- _Provided material_
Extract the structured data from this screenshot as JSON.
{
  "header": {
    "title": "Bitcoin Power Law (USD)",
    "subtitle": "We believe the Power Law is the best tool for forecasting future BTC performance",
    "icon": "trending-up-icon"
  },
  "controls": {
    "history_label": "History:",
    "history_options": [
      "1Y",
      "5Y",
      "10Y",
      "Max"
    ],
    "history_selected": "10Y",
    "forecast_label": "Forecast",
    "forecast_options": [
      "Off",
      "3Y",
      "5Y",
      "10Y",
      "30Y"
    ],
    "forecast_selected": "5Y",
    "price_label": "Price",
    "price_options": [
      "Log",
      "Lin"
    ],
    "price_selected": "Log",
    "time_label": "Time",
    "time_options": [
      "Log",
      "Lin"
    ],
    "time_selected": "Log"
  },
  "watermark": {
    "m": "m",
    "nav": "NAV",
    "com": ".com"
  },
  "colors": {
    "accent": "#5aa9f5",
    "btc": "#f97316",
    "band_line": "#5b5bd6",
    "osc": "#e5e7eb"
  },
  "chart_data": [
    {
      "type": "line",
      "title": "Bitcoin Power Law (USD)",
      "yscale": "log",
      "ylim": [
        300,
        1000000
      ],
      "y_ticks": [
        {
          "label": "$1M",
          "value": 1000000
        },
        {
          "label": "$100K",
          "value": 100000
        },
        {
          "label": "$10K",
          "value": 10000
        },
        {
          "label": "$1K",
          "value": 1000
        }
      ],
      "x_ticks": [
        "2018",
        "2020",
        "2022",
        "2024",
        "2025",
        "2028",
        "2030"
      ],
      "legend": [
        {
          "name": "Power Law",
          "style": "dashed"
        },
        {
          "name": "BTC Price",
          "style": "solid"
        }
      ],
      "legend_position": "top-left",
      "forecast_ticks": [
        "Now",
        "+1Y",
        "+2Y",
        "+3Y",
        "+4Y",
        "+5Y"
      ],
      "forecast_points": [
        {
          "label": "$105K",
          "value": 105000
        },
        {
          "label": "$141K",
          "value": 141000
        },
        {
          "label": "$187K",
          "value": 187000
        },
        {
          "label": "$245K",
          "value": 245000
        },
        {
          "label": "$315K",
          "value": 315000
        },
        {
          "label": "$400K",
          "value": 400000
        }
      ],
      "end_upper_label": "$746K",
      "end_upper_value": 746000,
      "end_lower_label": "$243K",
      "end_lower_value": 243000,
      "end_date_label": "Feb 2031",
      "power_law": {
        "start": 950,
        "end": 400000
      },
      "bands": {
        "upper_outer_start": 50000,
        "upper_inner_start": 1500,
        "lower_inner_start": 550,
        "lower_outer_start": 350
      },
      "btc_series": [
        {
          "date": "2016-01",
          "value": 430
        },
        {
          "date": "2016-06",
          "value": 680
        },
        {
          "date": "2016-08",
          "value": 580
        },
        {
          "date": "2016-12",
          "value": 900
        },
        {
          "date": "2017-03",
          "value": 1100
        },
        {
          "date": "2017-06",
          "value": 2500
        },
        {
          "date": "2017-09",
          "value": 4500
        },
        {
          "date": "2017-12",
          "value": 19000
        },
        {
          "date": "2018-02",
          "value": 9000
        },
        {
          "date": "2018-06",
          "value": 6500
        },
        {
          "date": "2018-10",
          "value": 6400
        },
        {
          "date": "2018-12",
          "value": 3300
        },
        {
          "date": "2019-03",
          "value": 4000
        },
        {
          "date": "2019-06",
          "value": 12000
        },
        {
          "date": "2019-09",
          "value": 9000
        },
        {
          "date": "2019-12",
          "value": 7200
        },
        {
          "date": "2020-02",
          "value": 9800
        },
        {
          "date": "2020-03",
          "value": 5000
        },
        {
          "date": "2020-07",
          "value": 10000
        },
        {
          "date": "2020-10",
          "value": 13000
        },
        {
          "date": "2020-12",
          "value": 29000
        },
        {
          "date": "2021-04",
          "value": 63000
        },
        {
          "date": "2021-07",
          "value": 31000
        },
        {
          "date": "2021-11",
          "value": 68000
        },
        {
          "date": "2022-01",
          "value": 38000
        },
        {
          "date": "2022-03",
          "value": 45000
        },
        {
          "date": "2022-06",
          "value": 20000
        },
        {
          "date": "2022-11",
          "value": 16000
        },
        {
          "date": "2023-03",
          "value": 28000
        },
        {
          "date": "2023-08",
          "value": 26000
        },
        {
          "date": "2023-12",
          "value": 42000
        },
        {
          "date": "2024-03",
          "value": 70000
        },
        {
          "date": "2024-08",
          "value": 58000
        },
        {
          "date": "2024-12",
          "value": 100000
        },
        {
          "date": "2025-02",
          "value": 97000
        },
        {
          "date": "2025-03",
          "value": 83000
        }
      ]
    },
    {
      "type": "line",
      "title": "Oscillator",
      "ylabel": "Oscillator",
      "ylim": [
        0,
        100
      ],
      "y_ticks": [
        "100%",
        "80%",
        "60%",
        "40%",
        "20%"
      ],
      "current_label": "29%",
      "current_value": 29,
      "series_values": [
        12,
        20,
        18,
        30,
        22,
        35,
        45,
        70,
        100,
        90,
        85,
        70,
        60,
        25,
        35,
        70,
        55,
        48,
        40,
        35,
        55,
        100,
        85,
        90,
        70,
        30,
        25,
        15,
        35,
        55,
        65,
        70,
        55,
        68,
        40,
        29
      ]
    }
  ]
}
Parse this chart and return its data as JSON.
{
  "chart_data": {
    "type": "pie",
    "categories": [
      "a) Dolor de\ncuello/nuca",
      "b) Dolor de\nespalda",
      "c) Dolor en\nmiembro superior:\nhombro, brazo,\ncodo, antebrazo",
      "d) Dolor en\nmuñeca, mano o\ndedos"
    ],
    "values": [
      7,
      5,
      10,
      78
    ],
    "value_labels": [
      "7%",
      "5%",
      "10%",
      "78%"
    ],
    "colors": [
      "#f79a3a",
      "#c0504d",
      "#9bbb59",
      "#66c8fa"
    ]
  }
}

- _What is asked_
Transcribe every entry word for word.

- _Result below_
Extract the structured data from this screenshot as JSON.
{
  "header": {
    "title": "Bitcoin Power Law (USD)",
    "subtitle": "We believe the Power Law is the best tool for forecasting future BTC performance",
    "icon": "trending-up-icon"
  },
  "controls": {
    "history_label": "History:",
    "history_options": [
      "1Y",
      "5Y",
      "10Y",
      "Max"
    ],
    "history_selected": "10Y",
    "forecast_label": "Forecast",
    "forecast_options": [
      "Off",
      "3Y",
      "5Y",
      "10Y",
      "30Y"
    ],
    "forecast_selected": "5Y",
    "price_label": "Price",
    "price_options": [
      "Log",
      "Lin"
    ],
    "price_selected": "Log",
    "time_label": "Time",
    "time_options": [
      "Log",
      "Lin"
    ],
    "time_selected": "Log"
  },
  "watermark": {
    "m": "m",
    "nav": "NAV",
    "com": ".com"
  },
  "colors": {
    "accent": "#5aa9f5",
    "btc": "#f97316",
    "band_line": "#5b5bd6",
    "osc": "#e5e7eb"
  },
  "chart_data": [
    {
      "type": "line",
      "title": "Bitcoin Power Law (USD)",
      "yscale": "log",
      "ylim": [
        300,
        1000000
      ],
      "y_ticks": [
        {
          "label": "$1M",
          "value": 1000000
        },
        {
          "label": "$100K",
          "value": 100000
        },
        {
          "label": "$10K",
          "value": 10000
        },
        {
          "label": "$1K",
          "value": 1000
        }
      ],
      "x_ticks": [
        "2018",
        "2020",
        "2022",
        "2024",
        "2025",
        "2028",
        "2030"
      ],
      "legend": [
        {
          "name": "Power Law",
          "style": "dashed"
        },
        {
          "name": "BTC Price",
          "style": "solid"
        }
      ],
      "legend_position": "top-left",
      "forecast_ticks": [
        "Now",
        "+1Y",
        "+2Y",
        "+3Y",
        "+4Y",
        "+5Y"
      ],
      "forecast_points": [
        {
          "label": "$105K",
          "value": 105000
        },
        {
          "label": "$141K",
          "value": 141000
        },
        {
          "label": "$187K",
          "value": 187000
        },
        {
          "label": "$245K",
          "value": 245000
        },
        {
          "label": "$315K",
          "value": 315000
        },
        {
          "label": "$400K",
          "value": 400000
        }
      ],
      "end_upper_label": "$746K",
      "end_upper_value": 746000,
      "end_lower_label": "$243K",
      "end_lower_value": 243000,
      "end_date_label": "Feb 2031",
      "power_law": {
        "start": 950,
        "end": 400000
      },
      "bands": {
        "upper_outer_start": 50000,
        "upper_inner_start": 1500,
        "lower_inner_start": 550,
        "lower_outer_start": 350
      },
      "btc_series": [
        {
          "date": "2016-01",
          "value": 430
        },
        {
          "date": "2016-06",
          "value": 680
        },
        {
          "date": "2016-08",
          "value": 580
        },
        {
          "date": "2016-12",
          "value": 900
        },
        {
          "date": "2017-03",
          "value": 1100
        },
        {
          "date": "2017-06",
          "value": 2500
        },
        {
          "date": "2017-09",
          "value": 4500
        },
        {
          "date": "2017-12",
          "value": 19000
        },
        {
          "date": "2018-02",
          "value": 9000
        },
        {
          "date": "2018-06",
          "value": 6500
        },
        {
          "date": "2018-10",
          "value": 6400
        },
        {
          "date": "2018-12",
          "value": 3300
        },
        {
          "date": "2019-03",
          "value": 4000
        },
        {
          "date": "2019-06",
          "value": 12000
        },
        {
          "date": "2019-09",
          "value": 9000
        },
        {
          "date": "2019-12",
          "value": 7200
        },
        {
          "date": "2020-02",
          "value": 9800
        },
        {
          "date": "2020-03",
          "value": 5000
        },
        {
          "date": "2020-07",
          "value": 10000
        },
        {
          "date": "2020-10",
          "value": 13000
        },
        {
          "date": "2020-12",
          "value": 29000
        },
        {
          "date": "2021-04",
          "value": 63000
        },
        {
          "date": "2021-07",
          "value": 31000
        },
        {
          "date": "2021-11",
          "value": 68000
        },
        {
          "date": "2022-01",
          "value": 38000
        },
        {
          "date": "2022-03",
          "value": 45000
        },
        {
          "date": "2022-06",
          "value": 20000
        },
        {
          "date": "2022-11",
          "value": 16000
        },
        {
          "date": "2023-03",
          "value": 28000
        },
        {
          "date": "2023-08",
          "value": 26000
        },
        {
          "date": "2023-12",
          "value": 42000
        },
        {
          "date": "2024-03",
          "value": 70000
        },
        {
          "date": "2024-08",
          "value": 58000
        },
        {
          "date": "2024-12",
          "value": 100000
        },
        {
          "date": "2025-02",
          "value": 97000
        },
        {
          "date": "2025-03",
          "value": 83000
        }
      ]
    },
    {
      "type": "line",
      "title": "Oscillator",
      "ylabel": "Oscillator",
      "ylim": [
        0,
        100
      ],
      "y_ticks": [
        "100%",
        "80%",
        "60%",
        "40%",
        "20%"
      ],
      "current_label": "29%",
      "current_value": 29,
      "series_values": [
        12,
        20,
        18,
        30,
        22,
        35,
        45,
        70,
        100,
        90,
        85,
        70,
        60,
        25,
        35,
        70,
        55,
        48,
        40,
        35,
        55,
        100,
        85,
        90,
        70,
        30,
        25,
        15,
        35,
        55,
        65,
        70,
        55,
        68,
        40,
        29
      ]
    }
  ]
}
Parse this chart and return its data as JSON.
{
  "chart_data": {
    "type": "pie",
    "categories": [
      "a) Dolor de\ncuello/nuca",
      "b) Dolor de\nespalda",
      "c) Dolor en\nmiembro superior:\nhombro, brazo,\ncodo, antebrazo",
      "d) Dolor en\nmuñeca, mano o\ndedos"
    ],
    "values": [
      7,
      5,
      10,
      78
    ],
    "value_labels": [
      "7%",
      "5%",
      "10%",
      "78%"
    ],
    "colors": [
      "#f79a3a",
      "#c0504d",
      "#9bbb59",
      "#66c8fa"
    ]
  }
}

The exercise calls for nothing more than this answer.